### Reading text
_ _ _ _

Today another eulogy was given to AV technology. As with most AV eulogies, the problem is that the technology declared dead is still alive and well. In this instance, the projection screen business was “buried alive” by Gary in his latest blog “Is the Screen Business About to Disappear?” However, like Uma Thurman in Kill Bill, I’m about to punch through that coffin, explaining why the screen business isn’t disappearing anytime soon.
In full disclosure, I work for a company that owns a screen manufacturer, as well as several other AV product companies. However, my outlook is not based on my manufacturer affiliation, but rather my real world experiences as an integrator and the experiences that end users have.
Gary’s blog puts forth three theories on why screens will disappear. I encourage you to read his whole blog that is linked above, but in short, his arguments are LCD and LED screens are proliferating, interactive displays are gaining in popularity, and that in today’s world, projecting on the wall is just as good. Since the last point is really used in the article as the final death blow, I’d like to address that first.

_ _ _ _

### Given information
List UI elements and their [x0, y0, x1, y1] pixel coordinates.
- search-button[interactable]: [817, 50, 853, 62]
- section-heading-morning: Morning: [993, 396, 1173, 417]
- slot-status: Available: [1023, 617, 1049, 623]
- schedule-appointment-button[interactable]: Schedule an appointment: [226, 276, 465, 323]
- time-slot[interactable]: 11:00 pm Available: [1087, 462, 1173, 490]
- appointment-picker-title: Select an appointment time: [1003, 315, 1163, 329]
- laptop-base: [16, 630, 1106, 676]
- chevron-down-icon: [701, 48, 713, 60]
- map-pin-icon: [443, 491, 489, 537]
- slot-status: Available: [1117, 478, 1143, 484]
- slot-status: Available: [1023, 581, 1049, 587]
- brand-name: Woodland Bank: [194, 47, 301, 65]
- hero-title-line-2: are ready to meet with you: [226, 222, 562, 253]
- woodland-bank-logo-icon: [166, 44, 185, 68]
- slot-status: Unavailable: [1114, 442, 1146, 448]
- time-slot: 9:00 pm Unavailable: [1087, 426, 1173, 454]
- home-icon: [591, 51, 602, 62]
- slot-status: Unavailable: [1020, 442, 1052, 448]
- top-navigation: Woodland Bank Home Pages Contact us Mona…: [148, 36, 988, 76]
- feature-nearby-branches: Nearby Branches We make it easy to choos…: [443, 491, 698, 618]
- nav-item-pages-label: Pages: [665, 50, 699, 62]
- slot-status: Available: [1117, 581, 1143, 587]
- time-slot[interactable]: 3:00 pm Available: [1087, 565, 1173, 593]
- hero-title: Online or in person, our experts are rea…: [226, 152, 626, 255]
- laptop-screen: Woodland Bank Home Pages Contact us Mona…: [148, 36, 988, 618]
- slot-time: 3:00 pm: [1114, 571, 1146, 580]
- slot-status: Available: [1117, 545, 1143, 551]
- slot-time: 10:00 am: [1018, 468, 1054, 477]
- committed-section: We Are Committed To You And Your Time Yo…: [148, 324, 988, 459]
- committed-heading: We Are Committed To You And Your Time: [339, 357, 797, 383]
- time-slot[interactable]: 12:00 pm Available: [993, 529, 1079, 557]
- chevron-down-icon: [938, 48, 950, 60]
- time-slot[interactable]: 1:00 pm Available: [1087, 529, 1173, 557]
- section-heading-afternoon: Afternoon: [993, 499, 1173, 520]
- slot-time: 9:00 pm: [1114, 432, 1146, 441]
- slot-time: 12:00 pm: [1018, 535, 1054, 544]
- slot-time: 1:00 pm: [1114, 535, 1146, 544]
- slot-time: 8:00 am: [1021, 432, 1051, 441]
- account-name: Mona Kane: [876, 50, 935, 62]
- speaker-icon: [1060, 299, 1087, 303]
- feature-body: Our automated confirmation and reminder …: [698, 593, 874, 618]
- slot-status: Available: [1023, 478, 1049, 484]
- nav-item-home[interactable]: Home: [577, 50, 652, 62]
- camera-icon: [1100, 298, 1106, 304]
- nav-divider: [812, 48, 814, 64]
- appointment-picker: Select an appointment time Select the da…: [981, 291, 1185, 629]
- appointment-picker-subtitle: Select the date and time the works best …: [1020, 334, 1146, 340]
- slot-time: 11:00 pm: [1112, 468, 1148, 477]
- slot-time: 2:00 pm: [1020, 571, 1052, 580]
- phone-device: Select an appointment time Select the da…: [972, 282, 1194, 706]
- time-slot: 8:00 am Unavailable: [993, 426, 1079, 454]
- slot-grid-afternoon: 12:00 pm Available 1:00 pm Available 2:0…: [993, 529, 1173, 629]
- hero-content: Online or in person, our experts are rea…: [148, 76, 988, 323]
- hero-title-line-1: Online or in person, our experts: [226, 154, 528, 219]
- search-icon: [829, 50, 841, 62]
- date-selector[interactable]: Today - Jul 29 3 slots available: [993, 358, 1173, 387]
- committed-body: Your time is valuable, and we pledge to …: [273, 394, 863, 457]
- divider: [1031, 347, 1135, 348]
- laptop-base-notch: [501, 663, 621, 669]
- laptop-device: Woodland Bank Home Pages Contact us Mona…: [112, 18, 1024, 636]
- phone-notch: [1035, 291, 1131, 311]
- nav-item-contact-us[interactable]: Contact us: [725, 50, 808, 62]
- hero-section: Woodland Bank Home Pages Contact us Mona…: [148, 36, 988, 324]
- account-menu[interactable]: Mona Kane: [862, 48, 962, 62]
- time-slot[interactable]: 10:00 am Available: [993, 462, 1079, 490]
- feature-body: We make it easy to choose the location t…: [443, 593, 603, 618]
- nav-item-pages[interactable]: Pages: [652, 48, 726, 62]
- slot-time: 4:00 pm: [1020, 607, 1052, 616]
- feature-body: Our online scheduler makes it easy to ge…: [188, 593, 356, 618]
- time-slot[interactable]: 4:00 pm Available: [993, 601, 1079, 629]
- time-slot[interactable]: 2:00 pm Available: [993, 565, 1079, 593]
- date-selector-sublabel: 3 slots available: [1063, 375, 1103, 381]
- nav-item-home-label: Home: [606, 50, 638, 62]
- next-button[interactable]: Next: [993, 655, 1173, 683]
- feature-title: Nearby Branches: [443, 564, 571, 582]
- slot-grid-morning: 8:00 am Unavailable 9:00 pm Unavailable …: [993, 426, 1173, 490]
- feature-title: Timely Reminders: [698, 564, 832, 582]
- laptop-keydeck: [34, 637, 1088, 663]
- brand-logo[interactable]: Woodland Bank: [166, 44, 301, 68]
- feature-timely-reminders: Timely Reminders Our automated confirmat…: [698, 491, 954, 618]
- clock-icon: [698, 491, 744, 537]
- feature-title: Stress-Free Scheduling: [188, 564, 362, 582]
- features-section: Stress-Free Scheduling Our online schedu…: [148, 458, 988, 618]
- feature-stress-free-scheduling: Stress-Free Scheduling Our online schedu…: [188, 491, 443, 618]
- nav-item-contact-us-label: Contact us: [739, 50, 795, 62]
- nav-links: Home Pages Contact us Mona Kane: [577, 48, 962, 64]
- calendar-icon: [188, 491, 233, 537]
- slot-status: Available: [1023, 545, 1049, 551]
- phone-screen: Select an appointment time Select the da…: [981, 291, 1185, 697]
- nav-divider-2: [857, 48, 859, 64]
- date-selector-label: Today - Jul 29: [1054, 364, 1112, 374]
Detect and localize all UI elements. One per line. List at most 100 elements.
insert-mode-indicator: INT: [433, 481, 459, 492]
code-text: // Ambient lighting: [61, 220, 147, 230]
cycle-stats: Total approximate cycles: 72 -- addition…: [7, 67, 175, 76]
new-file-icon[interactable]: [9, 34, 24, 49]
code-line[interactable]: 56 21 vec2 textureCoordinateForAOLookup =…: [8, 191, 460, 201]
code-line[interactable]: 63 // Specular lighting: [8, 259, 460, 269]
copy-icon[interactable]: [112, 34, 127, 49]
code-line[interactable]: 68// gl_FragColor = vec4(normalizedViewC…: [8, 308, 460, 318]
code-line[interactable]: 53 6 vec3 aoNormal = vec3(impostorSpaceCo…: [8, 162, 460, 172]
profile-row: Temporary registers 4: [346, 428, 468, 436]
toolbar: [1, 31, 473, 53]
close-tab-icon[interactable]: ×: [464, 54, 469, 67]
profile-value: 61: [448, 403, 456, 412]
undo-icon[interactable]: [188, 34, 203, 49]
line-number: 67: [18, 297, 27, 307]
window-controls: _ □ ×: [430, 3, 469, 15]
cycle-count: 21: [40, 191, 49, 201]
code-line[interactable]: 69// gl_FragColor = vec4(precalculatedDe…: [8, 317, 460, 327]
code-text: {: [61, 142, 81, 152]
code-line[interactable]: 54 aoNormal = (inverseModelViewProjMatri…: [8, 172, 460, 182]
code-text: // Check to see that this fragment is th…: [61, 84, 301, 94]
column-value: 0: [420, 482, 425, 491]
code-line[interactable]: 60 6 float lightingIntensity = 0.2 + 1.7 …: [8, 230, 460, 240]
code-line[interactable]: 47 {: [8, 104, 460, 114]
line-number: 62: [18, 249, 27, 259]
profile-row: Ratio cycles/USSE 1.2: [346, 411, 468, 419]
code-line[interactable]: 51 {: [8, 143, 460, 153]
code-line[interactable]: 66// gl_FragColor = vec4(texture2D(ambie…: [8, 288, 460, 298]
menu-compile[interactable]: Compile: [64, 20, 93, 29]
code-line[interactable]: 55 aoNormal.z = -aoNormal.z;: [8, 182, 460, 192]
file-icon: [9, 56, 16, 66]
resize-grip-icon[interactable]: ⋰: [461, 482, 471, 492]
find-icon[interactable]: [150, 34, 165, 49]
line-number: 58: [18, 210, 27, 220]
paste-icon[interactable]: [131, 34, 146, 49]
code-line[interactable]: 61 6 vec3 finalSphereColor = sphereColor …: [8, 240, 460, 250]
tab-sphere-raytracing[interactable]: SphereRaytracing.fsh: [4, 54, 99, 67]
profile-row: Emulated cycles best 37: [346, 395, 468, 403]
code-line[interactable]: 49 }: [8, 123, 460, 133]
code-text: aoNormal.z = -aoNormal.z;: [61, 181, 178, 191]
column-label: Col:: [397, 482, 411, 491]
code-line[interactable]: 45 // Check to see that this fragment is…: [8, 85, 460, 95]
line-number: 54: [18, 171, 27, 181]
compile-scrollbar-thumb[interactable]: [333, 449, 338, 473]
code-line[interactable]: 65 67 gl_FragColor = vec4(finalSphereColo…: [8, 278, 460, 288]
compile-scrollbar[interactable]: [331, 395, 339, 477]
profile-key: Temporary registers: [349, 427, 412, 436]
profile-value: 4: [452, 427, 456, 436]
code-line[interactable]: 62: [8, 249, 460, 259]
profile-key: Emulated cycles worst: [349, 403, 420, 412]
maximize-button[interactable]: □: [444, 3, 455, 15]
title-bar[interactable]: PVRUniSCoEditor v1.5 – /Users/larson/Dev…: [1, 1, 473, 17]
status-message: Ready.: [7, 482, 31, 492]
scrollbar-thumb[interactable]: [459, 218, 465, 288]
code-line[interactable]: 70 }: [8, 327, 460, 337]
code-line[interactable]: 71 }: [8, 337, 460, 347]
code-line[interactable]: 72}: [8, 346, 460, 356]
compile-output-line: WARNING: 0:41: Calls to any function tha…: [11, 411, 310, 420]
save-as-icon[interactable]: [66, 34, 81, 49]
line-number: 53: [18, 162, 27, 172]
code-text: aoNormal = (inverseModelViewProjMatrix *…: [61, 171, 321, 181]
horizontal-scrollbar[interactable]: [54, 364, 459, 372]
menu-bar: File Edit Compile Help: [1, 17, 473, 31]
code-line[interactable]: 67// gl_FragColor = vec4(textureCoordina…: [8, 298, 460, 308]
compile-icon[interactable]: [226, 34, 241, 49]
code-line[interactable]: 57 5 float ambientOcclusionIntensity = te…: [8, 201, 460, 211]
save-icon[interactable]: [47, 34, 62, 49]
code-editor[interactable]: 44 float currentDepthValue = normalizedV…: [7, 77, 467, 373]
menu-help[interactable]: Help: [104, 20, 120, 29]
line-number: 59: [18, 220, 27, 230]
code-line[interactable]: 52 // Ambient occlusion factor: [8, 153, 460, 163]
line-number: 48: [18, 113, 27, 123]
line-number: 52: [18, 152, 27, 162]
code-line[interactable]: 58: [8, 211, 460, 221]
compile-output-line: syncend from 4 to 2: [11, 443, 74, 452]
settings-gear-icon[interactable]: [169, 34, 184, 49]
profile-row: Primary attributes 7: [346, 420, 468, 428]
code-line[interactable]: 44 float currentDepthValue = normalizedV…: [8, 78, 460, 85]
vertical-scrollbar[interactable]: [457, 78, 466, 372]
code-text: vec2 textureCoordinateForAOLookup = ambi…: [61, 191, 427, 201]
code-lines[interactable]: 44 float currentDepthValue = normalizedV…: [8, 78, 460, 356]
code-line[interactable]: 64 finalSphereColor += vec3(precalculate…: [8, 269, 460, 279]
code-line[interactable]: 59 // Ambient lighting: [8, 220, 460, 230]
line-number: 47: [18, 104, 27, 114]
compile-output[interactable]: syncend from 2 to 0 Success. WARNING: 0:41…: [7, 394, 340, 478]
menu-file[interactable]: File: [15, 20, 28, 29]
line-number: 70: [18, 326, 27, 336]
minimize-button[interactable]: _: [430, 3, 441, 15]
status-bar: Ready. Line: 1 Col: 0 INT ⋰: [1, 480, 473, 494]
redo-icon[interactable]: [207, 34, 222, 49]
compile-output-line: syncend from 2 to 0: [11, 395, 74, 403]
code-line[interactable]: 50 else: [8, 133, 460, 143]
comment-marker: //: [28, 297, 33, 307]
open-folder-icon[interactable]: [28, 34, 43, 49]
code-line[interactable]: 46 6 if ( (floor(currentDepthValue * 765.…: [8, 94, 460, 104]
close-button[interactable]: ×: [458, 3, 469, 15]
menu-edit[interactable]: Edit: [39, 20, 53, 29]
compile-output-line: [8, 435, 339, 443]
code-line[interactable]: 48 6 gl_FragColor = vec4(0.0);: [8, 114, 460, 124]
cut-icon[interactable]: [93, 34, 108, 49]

_ _ _ _

### Work to do
1. Rewrite the passage of the projection screen blog post starting at "Today another eulogy" and ending at "disappearing anytime soon.", changing "coffin" to "casket".
2. Pick up the blog post defending the projection screen business after its last sentence and keep writing it.

### Solved problems
1.
Today another eulogy was given to AV technology. As with most AV eulogies, the problem is that the technology declared dead is still alive and well. In this instance, the projection screen business was “buried alive” by Gary in his latest blog “Is the Screen Business About to Disappear?” However, like Uma Thurman in Kill Bill, I’m about to punch through that casket, explaining why the screen business isn’t disappearing anytime soon.

2.
Projecting on the wall is not a new idea. People have tried it for a long time with varying results. The reason projecting on walls has not displaced the screen business is because it rarely turns out well. Why is that?
Walls aren’t flat.
Show me a wall built by a GC, and I’ll show you the ripples in it. Whether the studs are not flush before sheet rock or the tape and mud seams are slightly imperfect, most walls are not flat. Project on one of these walls and you will quickly see straight lines become curved.
Now Gary argues that projection mapping could correct this and theoretically it could, but these ripples are small and slight. Short throw projectors, like the ones mentioned in the article, exacerbate the problem, as the short focal length means less tolerance for wavy surfaces and enhanced distortion. Projection mapping is great at adjusting for protrusions, corners and other architectural features, but adjusting for these tiny imperfections would be a little more difficult. Now add the cost of that software and programming in each job and you may just find that a screen wasn’t a bad investment after all.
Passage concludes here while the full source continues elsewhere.